Each line in the entries that has the word "large" has to be copied.

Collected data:
================================
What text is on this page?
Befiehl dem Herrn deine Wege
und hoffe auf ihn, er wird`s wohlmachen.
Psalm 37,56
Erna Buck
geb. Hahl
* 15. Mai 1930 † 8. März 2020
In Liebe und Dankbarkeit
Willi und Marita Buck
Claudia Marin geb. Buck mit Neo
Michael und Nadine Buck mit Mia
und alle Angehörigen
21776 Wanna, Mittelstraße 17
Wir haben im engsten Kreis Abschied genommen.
================================
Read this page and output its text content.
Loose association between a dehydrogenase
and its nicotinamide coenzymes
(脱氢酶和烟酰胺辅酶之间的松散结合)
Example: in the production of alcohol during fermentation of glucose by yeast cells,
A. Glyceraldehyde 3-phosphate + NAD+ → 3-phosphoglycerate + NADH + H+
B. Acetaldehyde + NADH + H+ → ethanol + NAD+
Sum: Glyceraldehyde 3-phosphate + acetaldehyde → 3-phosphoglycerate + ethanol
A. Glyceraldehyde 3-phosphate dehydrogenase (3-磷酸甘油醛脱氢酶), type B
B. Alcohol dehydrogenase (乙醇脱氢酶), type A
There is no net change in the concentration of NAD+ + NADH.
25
================================
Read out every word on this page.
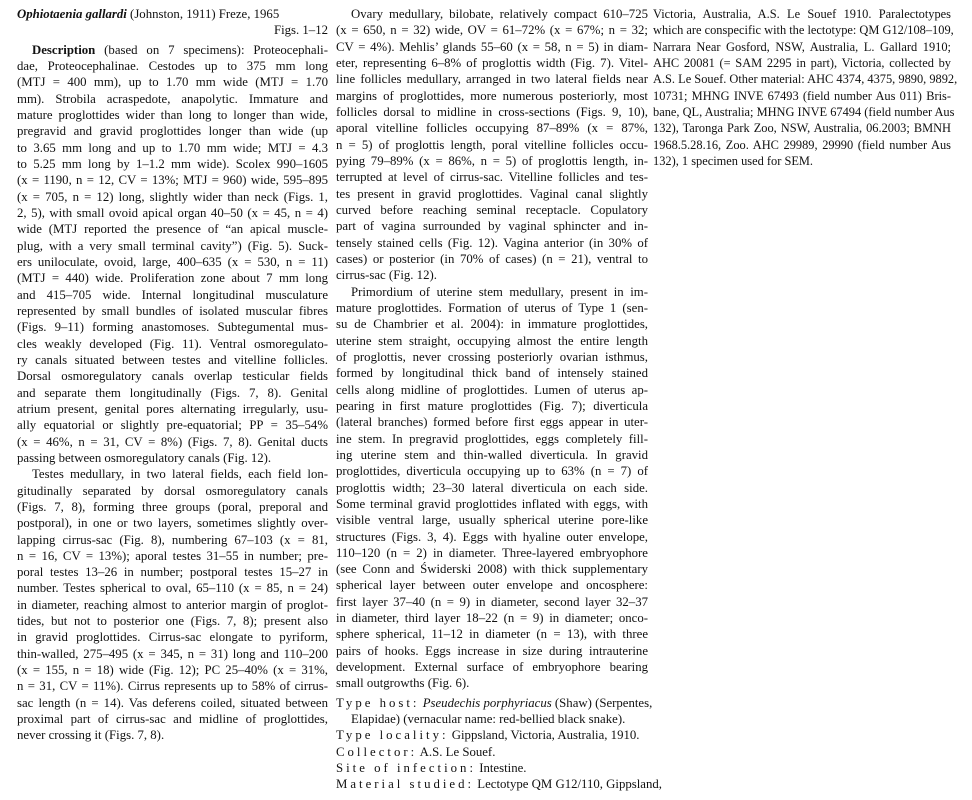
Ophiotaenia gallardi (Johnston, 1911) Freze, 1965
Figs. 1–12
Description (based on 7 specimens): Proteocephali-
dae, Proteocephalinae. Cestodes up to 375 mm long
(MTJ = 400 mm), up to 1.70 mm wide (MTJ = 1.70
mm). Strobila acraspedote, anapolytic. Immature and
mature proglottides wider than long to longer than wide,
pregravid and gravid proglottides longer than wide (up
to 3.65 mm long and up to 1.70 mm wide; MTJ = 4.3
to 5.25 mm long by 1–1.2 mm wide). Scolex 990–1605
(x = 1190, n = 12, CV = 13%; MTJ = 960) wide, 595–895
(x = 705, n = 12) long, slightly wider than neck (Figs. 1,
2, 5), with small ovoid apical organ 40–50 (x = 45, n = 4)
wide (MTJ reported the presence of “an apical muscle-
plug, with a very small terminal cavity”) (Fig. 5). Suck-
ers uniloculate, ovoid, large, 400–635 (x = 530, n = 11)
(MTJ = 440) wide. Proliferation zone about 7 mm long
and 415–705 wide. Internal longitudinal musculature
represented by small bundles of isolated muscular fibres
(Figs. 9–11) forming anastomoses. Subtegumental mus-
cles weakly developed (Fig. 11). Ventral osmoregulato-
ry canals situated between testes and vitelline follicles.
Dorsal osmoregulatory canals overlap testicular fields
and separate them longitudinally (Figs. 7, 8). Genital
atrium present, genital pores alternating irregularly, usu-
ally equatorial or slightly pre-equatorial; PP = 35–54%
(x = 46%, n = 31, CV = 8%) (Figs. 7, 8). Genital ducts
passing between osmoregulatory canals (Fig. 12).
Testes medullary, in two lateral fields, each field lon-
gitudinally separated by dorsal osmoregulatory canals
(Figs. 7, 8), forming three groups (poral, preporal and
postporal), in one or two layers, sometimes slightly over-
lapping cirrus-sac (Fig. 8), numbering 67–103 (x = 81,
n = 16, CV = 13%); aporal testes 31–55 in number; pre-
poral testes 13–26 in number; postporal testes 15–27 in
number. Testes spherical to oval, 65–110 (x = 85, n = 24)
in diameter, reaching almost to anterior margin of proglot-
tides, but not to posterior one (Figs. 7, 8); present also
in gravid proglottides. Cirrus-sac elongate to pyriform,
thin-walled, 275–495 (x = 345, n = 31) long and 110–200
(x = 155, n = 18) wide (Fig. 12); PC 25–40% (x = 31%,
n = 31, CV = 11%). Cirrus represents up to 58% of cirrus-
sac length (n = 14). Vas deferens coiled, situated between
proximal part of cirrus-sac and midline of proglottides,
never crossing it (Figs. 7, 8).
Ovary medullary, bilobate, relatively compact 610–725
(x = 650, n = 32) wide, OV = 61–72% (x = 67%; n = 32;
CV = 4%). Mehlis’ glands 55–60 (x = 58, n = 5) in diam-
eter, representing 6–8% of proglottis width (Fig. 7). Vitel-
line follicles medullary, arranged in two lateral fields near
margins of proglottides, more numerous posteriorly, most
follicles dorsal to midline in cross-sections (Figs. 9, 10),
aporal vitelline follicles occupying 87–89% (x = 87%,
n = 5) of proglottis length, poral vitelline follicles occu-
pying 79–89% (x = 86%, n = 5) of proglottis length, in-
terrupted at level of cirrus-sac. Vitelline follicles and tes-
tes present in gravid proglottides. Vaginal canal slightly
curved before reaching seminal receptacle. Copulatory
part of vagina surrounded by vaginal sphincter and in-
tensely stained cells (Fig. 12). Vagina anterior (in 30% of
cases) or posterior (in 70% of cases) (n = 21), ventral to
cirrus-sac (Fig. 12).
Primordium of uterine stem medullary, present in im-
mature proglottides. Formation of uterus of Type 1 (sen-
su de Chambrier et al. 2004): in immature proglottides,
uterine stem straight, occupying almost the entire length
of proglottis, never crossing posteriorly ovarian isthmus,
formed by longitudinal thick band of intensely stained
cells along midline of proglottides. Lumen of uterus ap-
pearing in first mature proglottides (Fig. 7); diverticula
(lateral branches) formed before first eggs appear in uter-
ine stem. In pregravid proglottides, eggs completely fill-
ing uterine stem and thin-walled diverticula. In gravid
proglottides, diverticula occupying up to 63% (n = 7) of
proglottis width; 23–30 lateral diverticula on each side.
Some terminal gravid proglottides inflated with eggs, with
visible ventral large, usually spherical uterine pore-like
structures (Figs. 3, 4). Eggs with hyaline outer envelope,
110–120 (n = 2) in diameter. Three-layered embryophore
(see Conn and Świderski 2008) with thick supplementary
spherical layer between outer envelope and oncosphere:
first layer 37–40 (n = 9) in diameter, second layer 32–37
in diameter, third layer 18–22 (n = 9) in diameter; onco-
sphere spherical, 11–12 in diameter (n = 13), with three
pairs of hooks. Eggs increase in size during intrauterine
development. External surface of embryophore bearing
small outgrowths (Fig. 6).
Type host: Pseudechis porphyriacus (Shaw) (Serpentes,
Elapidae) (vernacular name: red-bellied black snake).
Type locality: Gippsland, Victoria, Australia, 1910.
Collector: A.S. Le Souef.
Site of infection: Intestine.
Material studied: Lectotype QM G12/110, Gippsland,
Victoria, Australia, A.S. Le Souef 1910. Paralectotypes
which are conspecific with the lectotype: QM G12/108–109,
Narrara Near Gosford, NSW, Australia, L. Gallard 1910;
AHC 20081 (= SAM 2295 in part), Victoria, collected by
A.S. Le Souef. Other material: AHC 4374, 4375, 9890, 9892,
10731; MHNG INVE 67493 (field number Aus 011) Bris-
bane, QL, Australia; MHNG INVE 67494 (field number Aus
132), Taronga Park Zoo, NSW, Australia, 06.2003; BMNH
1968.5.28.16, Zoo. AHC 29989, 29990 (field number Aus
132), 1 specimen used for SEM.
================================
**ANSWER AREA**:
ers uniloculate, ovoid, large, 400–635 (x = 530, n = 11)
visible ventral large, usually spherical uterine pore-like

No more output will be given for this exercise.